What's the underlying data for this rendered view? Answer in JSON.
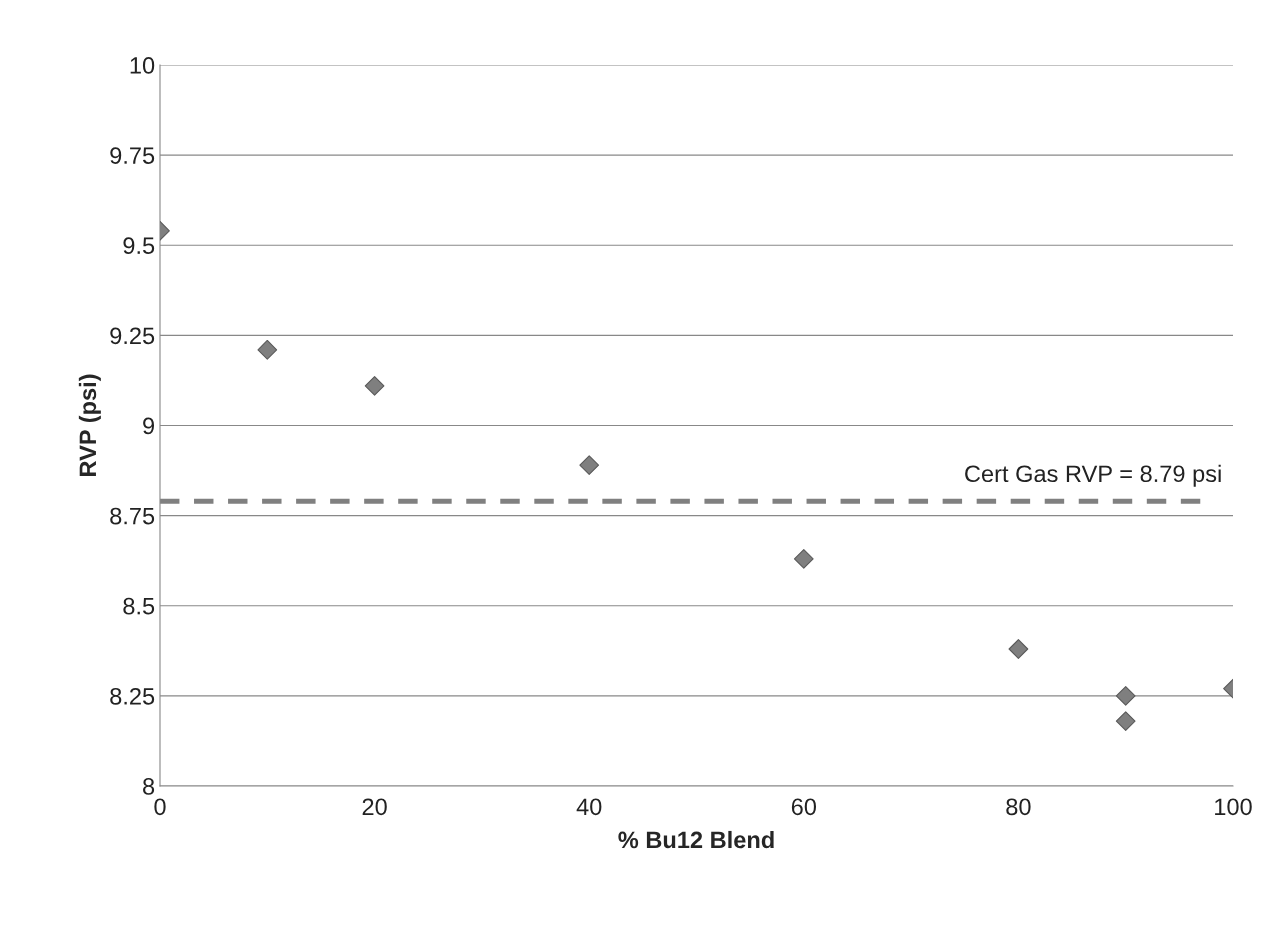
{
  "chart_data": {
    "type": "scatter",
    "xlabel": "% Bu12 Blend",
    "ylabel": "RVP (psi)",
    "x": [
      0,
      10,
      20,
      40,
      60,
      80,
      90,
      90,
      100
    ],
    "series": [
      {
        "color": "#7f7f7f",
        "values": [
          9.54,
          9.21,
          9.11,
          8.89,
          8.63,
          8.38,
          8.25,
          8.18,
          8.27
        ]
      }
    ],
    "xlim": [
      0,
      100
    ],
    "xticks": [
      0,
      20,
      40,
      60,
      80,
      100
    ],
    "ylim": [
      8,
      10
    ],
    "yticks": [
      8,
      8.25,
      8.5,
      8.75,
      9,
      9.25,
      9.5,
      9.75,
      10
    ],
    "ref_lines": [
      {
        "axis": "y",
        "value": 8.79,
        "label": "Cert Gas RVP = 8.79 psi",
        "color": "#808080",
        "line_style": "dashed"
      }
    ],
    "grid": "y",
    "marker": "diamond",
    "legend": false
  }
}
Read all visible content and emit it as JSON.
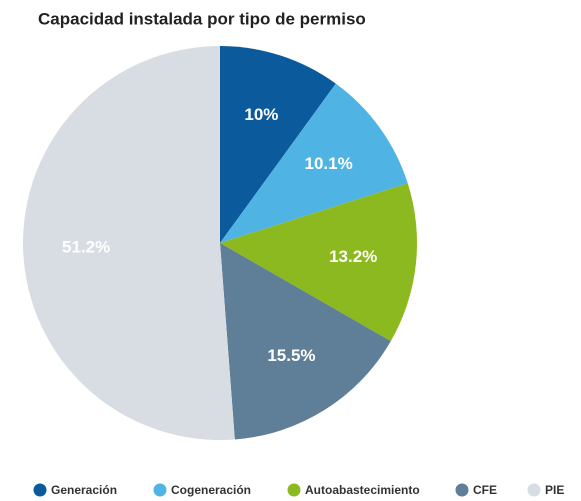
{
  "chart_data": {
    "type": "pie",
    "title": "Capacidad instalada por tipo de permiso",
    "categories": [
      "Generación",
      "Cogeneración",
      "Autoabastecimiento",
      "CFE",
      "PIE"
    ],
    "values": [
      10,
      10.1,
      13.2,
      15.5,
      51.2
    ],
    "value_labels": [
      "10%",
      "10.1%",
      "13.2%",
      "15.5%",
      "51.2%"
    ],
    "colors": [
      "#0b5a9c",
      "#4fb4e4",
      "#8cb91f",
      "#5f7e97",
      "#d8dde3"
    ],
    "legend": "bottom"
  }
}
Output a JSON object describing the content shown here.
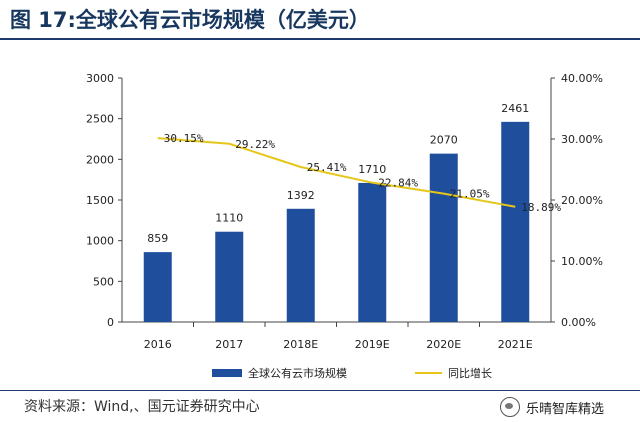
{
  "title": "图 17:全球公有云市场规模（亿美元）",
  "source": "资料来源：Wind,、国元证券研究中心",
  "watermark": "乐晴智库精选",
  "colors": {
    "bar": "#1f4e9d",
    "line": "#e6c619",
    "title": "#17375e"
  },
  "chart_data": {
    "type": "bar",
    "categories": [
      "2016",
      "2017",
      "2018E",
      "2019E",
      "2020E",
      "2021E"
    ],
    "series": [
      {
        "name": "全球公有云市场规模",
        "type": "bar",
        "axis": "left",
        "values": [
          859,
          1110,
          1392,
          1710,
          2070,
          2461
        ],
        "labels": [
          "859",
          "1110",
          "1392",
          "1710",
          "2070",
          "2461"
        ]
      },
      {
        "name": "同比增长",
        "type": "line",
        "axis": "right",
        "values": [
          30.15,
          29.22,
          25.41,
          22.84,
          21.05,
          18.89
        ],
        "labels": [
          "30.15%",
          "29.22%",
          "25.41%",
          "22.84%",
          "21.05%",
          "18.89%"
        ]
      }
    ],
    "y_left": {
      "min": 0,
      "max": 3000,
      "ticks": [
        "0",
        "500",
        "1000",
        "1500",
        "2000",
        "2500",
        "3000"
      ]
    },
    "y_right": {
      "min": 0,
      "max": 40,
      "ticks": [
        "0.00%",
        "10.00%",
        "20.00%",
        "30.00%",
        "40.00%"
      ]
    },
    "legend": {
      "position": "bottom",
      "items": [
        "全球公有云市场规模",
        "同比增长"
      ]
    },
    "grid": false
  }
}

== Problem ==
Make an exact copy of the records above, with the pictures left out.

== Exercise response ==
What's the underlying data for this rendered view? Answer in JSON.
{
  "chart_data": {
    "type": "scatter",
    "xlabel": "% Bu12 Blend",
    "ylabel": "RVP (psi)",
    "x": [
      0,
      10,
      20,
      40,
      60,
      80,
      90,
      90,
      100
    ],
    "series": [
      {
        "color": "#7f7f7f",
        "values": [
          9.54,
          9.21,
          9.11,
          8.89,
          8.63,
          8.38,
          8.25,
          8.18,
          8.27
        ]
      }
    ],
    "xlim": [
      0,
      100
    ],
    "xticks": [
      0,
      20,
      40,
      60,
      80,
      100
    ],
    "ylim": [
      8,
      10
    ],
    "yticks": [
      8,
      8.25,
      8.5,
      8.75,
      9,
      9.25,
      9.5,
      9.75,
      10
    ],
    "ref_lines": [
      {
        "axis": "y",
        "value": 8.79,
        "label": "Cert Gas RVP = 8.79 psi",
        "color": "#808080",
        "line_style": "dashed"
      }
    ],
    "grid": "y",
    "marker": "diamond",
    "legend": false
  }
}
Read all visible content and emit it as JSON.
{
  "chart_data": {
    "type": "pie",
    "title": "Capacidad instalada por tipo de permiso",
    "categories": [
      "Generación",
      "Cogeneración",
      "Autoabastecimiento",
      "CFE",
      "PIE"
    ],
    "values": [
      10,
      10.1,
      13.2,
      15.5,
      51.2
    ],
    "value_labels": [
      "10%",
      "10.1%",
      "13.2%",
      "15.5%",
      "51.2%"
    ],
    "colors": [
      "#0b5a9c",
      "#4fb4e4",
      "#8cb91f",
      "#5f7e97",
      "#d8dde3"
    ],
    "legend": "bottom"
  }
}
Output a JSON object describing the content shown here.
{
  "title": "图 17:全球公有云市场规模（亿美元）",
  "source": "资料来源：Wind,、国元证券研究中心",
  "watermark": "乐晴智库精选",
  "colors": {
    "bar": "#1f4e9d",
    "line": "#e6c619",
    "title": "#17375e"
  },
  "chart_data": {
    "type": "bar",
    "categories": [
      "2016",
      "2017",
      "2018E",
      "2019E",
      "2020E",
      "2021E"
    ],
    "series": [
      {
        "name": "全球公有云市场规模",
        "type": "bar",
        "axis": "left",
        "values": [
          859,
          1110,
          1392,
          1710,
          2070,
          2461
        ],
        "labels": [
          "859",
          "1110",
          "1392",
          "1710",
          "2070",
          "2461"
        ]
      },
      {
        "name": "同比增长",
        "type": "line",
        "axis": "right",
        "values": [
          30.15,
          29.22,
          25.41,
          22.84,
          21.05,
          18.89
        ],
        "labels": [
          "30.15%",
          "29.22%",
          "25.41%",
          "22.84%",
          "21.05%",
          "18.89%"
        ]
      }
    ],
    "y_left": {
      "min": 0,
      "max": 3000,
      "ticks": [
        "0",
        "500",
        "1000",
        "1500",
        "2000",
        "2500",
        "3000"
      ]
    },
    "y_right": {
      "min": 0,
      "max": 40,
      "ticks": [
        "0.00%",
        "10.00%",
        "20.00%",
        "30.00%",
        "40.00%"
      ]
    },
    "legend": {
      "position": "bottom",
      "items": [
        "全球公有云市场规模",
        "同比增长"
      ]
    },
    "grid": false
  }
}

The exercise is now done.